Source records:
━━━━
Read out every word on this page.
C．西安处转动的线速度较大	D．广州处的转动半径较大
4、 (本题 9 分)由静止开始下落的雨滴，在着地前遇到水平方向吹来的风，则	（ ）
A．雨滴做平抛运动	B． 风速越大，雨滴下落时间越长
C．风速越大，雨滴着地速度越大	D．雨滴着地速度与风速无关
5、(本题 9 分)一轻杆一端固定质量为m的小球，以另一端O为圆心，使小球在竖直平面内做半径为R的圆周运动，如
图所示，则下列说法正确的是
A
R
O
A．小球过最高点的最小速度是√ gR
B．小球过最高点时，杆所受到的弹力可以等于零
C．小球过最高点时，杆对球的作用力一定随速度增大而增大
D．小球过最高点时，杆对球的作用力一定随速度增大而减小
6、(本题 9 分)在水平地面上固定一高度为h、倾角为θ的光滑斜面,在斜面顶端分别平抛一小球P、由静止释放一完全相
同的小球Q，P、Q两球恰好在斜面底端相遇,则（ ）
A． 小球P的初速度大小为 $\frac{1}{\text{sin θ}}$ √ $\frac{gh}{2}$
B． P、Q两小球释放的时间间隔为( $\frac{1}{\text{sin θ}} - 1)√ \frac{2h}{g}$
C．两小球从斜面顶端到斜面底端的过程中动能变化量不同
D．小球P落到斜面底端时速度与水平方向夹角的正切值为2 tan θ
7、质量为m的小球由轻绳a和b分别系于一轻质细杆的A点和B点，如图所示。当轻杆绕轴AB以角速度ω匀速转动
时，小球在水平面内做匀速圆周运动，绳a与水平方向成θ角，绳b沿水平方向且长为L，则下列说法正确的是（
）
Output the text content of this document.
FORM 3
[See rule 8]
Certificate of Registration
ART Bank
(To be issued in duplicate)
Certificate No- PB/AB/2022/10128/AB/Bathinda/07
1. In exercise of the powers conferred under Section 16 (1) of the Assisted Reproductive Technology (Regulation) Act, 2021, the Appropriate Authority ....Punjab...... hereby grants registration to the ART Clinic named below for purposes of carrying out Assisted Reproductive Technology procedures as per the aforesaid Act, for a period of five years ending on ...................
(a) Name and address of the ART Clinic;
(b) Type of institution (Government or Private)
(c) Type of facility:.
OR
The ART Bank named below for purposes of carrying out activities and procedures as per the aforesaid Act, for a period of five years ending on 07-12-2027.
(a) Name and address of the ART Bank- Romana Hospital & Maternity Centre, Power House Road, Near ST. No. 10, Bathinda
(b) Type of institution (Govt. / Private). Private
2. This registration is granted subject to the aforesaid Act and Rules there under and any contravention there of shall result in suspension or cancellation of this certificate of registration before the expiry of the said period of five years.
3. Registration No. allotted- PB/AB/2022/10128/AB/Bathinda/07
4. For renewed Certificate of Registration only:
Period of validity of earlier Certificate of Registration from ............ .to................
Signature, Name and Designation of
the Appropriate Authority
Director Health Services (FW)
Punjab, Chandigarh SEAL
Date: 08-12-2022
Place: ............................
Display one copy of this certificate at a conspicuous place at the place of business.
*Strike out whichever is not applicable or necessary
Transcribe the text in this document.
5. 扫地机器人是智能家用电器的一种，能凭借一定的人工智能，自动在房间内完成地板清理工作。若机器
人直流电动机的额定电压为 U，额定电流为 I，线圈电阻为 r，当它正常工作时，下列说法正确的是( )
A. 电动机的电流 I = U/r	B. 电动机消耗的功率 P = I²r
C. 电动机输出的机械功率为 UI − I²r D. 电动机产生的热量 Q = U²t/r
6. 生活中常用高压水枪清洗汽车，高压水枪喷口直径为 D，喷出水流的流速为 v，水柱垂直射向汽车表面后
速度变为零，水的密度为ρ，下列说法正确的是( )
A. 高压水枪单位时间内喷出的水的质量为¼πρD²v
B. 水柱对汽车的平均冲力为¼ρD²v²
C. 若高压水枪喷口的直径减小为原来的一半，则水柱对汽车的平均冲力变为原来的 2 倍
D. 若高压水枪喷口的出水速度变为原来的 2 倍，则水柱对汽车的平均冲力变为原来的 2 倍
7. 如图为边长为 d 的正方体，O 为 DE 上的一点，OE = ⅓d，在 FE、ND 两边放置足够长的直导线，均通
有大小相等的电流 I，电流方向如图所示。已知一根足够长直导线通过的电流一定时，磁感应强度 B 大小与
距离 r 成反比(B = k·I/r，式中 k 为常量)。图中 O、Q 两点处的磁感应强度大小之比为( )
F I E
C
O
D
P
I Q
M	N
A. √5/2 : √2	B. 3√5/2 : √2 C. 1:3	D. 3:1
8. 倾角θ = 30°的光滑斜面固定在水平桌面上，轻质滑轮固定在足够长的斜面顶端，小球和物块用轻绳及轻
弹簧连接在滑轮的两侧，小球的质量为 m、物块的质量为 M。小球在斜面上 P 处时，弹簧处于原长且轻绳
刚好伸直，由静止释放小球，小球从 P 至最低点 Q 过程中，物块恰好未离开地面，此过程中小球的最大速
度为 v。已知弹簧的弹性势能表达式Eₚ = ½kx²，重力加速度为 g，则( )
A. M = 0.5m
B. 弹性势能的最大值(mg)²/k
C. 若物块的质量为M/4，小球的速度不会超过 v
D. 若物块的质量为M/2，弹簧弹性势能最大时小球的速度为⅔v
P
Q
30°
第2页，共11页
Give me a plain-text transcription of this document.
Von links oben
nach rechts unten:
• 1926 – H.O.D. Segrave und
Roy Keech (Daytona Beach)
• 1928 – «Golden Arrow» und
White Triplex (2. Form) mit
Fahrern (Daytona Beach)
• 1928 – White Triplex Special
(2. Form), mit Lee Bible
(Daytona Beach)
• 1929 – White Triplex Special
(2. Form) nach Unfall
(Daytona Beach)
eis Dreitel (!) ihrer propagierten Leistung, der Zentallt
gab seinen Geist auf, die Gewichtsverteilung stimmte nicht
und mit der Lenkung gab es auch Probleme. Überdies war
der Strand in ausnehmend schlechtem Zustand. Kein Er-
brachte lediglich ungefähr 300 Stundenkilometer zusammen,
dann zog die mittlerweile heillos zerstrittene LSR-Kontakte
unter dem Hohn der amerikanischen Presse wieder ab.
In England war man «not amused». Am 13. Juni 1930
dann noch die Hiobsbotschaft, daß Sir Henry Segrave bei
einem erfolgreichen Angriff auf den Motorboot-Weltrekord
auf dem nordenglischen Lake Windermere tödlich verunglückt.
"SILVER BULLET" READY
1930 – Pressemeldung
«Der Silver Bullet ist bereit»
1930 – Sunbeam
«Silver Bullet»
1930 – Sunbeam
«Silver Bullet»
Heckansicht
━━━━
| Instruction |
Go through the listing and print each line exactly as it appears.

| Answer to this task |
Read out every word on this page.
C．西安处转动的线速度较大	D．广州处的转动半径较大
4、 (本题 9 分)由静止开始下落的雨滴，在着地前遇到水平方向吹来的风，则	（ ）
A．雨滴做平抛运动	B． 风速越大，雨滴下落时间越长
C．风速越大，雨滴着地速度越大	D．雨滴着地速度与风速无关
5、(本题 9 分)一轻杆一端固定质量为m的小球，以另一端O为圆心，使小球在竖直平面内做半径为R的圆周运动，如
图所示，则下列说法正确的是
A
R
O
A．小球过最高点的最小速度是√ gR
B．小球过最高点时，杆所受到的弹力可以等于零
C．小球过最高点时，杆对球的作用力一定随速度增大而增大
D．小球过最高点时，杆对球的作用力一定随速度增大而减小
6、(本题 9 分)在水平地面上固定一高度为h、倾角为θ的光滑斜面,在斜面顶端分别平抛一小球P、由静止释放一完全相
同的小球Q，P、Q两球恰好在斜面底端相遇,则（ ）
A． 小球P的初速度大小为 $\frac{1}{\text{sin θ}}$ √ $\frac{gh}{2}$
B． P、Q两小球释放的时间间隔为( $\frac{1}{\text{sin θ}} - 1)√ \frac{2h}{g}$
C．两小球从斜面顶端到斜面底端的过程中动能变化量不同
D．小球P落到斜面底端时速度与水平方向夹角的正切值为2 tan θ
7、质量为m的小球由轻绳a和b分别系于一轻质细杆的A点和B点，如图所示。当轻杆绕轴AB以角速度ω匀速转动
时，小球在水平面内做匀速圆周运动，绳a与水平方向成θ角，绳b沿水平方向且长为L，则下列说法正确的是（
）
Output the text content of this document.
FORM 3
[See rule 8]
Certificate of Registration
ART Bank
(To be issued in duplicate)
Certificate No- PB/AB/2022/10128/AB/Bathinda/07
1. In exercise of the powers conferred under Section 16 (1) of the Assisted Reproductive Technology (Regulation) Act, 2021, the Appropriate Authority ....Punjab...... hereby grants registration to the ART Clinic named below for purposes of carrying out Assisted Reproductive Technology procedures as per the aforesaid Act, for a period of five years ending on ...................
(a) Name and address of the ART Clinic;
(b) Type of institution (Government or Private)
(c) Type of facility:.
OR
The ART Bank named below for purposes of carrying out activities and procedures as per the aforesaid Act, for a period of five years ending on 07-12-2027.
(a) Name and address of the ART Bank- Romana Hospital & Maternity Centre, Power House Road, Near ST. No. 10, Bathinda
(b) Type of institution (Govt. / Private). Private
2. This registration is granted subject to the aforesaid Act and Rules there under and any contravention there of shall result in suspension or cancellation of this certificate of registration before the expiry of the said period of five years.
3. Registration No. allotted- PB/AB/2022/10128/AB/Bathinda/07
4. For renewed Certificate of Registration only:
Period of validity of earlier Certificate of Registration from ............ .to................
Signature, Name and Designation of
the Appropriate Authority
Director Health Services (FW)
Punjab, Chandigarh SEAL
Date: 08-12-2022
Place: ............................
Display one copy of this certificate at a conspicuous place at the place of business.
*Strike out whichever is not applicable or necessary
Transcribe the text in this document.
5. 扫地机器人是智能家用电器的一种，能凭借一定的人工智能，自动在房间内完成地板清理工作。若机器
人直流电动机的额定电压为 U，额定电流为 I，线圈电阻为 r，当它正常工作时，下列说法正确的是( )
A. 电动机的电流 I = U/r	B. 电动机消耗的功率 P = I²r
C. 电动机输出的机械功率为 UI − I²r D. 电动机产生的热量 Q = U²t/r
6. 生活中常用高压水枪清洗汽车，高压水枪喷口直径为 D，喷出水流的流速为 v，水柱垂直射向汽车表面后
速度变为零，水的密度为ρ，下列说法正确的是( )
A. 高压水枪单位时间内喷出的水的质量为¼πρD²v
B. 水柱对汽车的平均冲力为¼ρD²v²
C. 若高压水枪喷口的直径减小为原来的一半，则水柱对汽车的平均冲力变为原来的 2 倍
D. 若高压水枪喷口的出水速度变为原来的 2 倍，则水柱对汽车的平均冲力变为原来的 2 倍
7. 如图为边长为 d 的正方体，O 为 DE 上的一点，OE = ⅓d，在 FE、ND 两边放置足够长的直导线，均通
有大小相等的电流 I，电流方向如图所示。已知一根足够长直导线通过的电流一定时，磁感应强度 B 大小与
距离 r 成反比(B = k·I/r，式中 k 为常量)。图中 O、Q 两点处的磁感应强度大小之比为( )
F I E
C
O
D
P
I Q
M	N
A. √5/2 : √2	B. 3√5/2 : √2 C. 1:3	D. 3:1
8. 倾角θ = 30°的光滑斜面固定在水平桌面上，轻质滑轮固定在足够长的斜面顶端，小球和物块用轻绳及轻
弹簧连接在滑轮的两侧，小球的质量为 m、物块的质量为 M。小球在斜面上 P 处时，弹簧处于原长且轻绳
刚好伸直，由静止释放小球，小球从 P 至最低点 Q 过程中，物块恰好未离开地面，此过程中小球的最大速
度为 v。已知弹簧的弹性势能表达式Eₚ = ½kx²，重力加速度为 g，则( )
A. M = 0.5m
B. 弹性势能的最大值(mg)²/k
C. 若物块的质量为M/4，小球的速度不会超过 v
D. 若物块的质量为M/2，弹簧弹性势能最大时小球的速度为⅔v
P
Q
30°
第2页，共11页
Give me a plain-text transcription of this document.
Von links oben
nach rechts unten:
• 1926 – H.O.D. Segrave und
Roy Keech (Daytona Beach)
• 1928 – «Golden Arrow» und
White Triplex (2. Form) mit
Fahrern (Daytona Beach)
• 1928 – White Triplex Special
(2. Form), mit Lee Bible
(Daytona Beach)
• 1929 – White Triplex Special
(2. Form) nach Unfall
(Daytona Beach)
eis Dreitel (!) ihrer propagierten Leistung, der Zentallt
gab seinen Geist auf, die Gewichtsverteilung stimmte nicht
und mit der Lenkung gab es auch Probleme. Überdies war
der Strand in ausnehmend schlechtem Zustand. Kein Er-
brachte lediglich ungefähr 300 Stundenkilometer zusammen,
dann zog die mittlerweile heillos zerstrittene LSR-Kontakte
unter dem Hohn der amerikanischen Presse wieder ab.
In England war man «not amused». Am 13. Juni 1930
dann noch die Hiobsbotschaft, daß Sir Henry Segrave bei
einem erfolgreichen Angriff auf den Motorboot-Weltrekord
auf dem nordenglischen Lake Windermere tödlich verunglückt.
"SILVER BULLET" READY
1930 – Pressemeldung
«Der Silver Bullet ist bereit»
1930 – Sunbeam
«Silver Bullet»
1930 – Sunbeam
«Silver Bullet»
Heckansicht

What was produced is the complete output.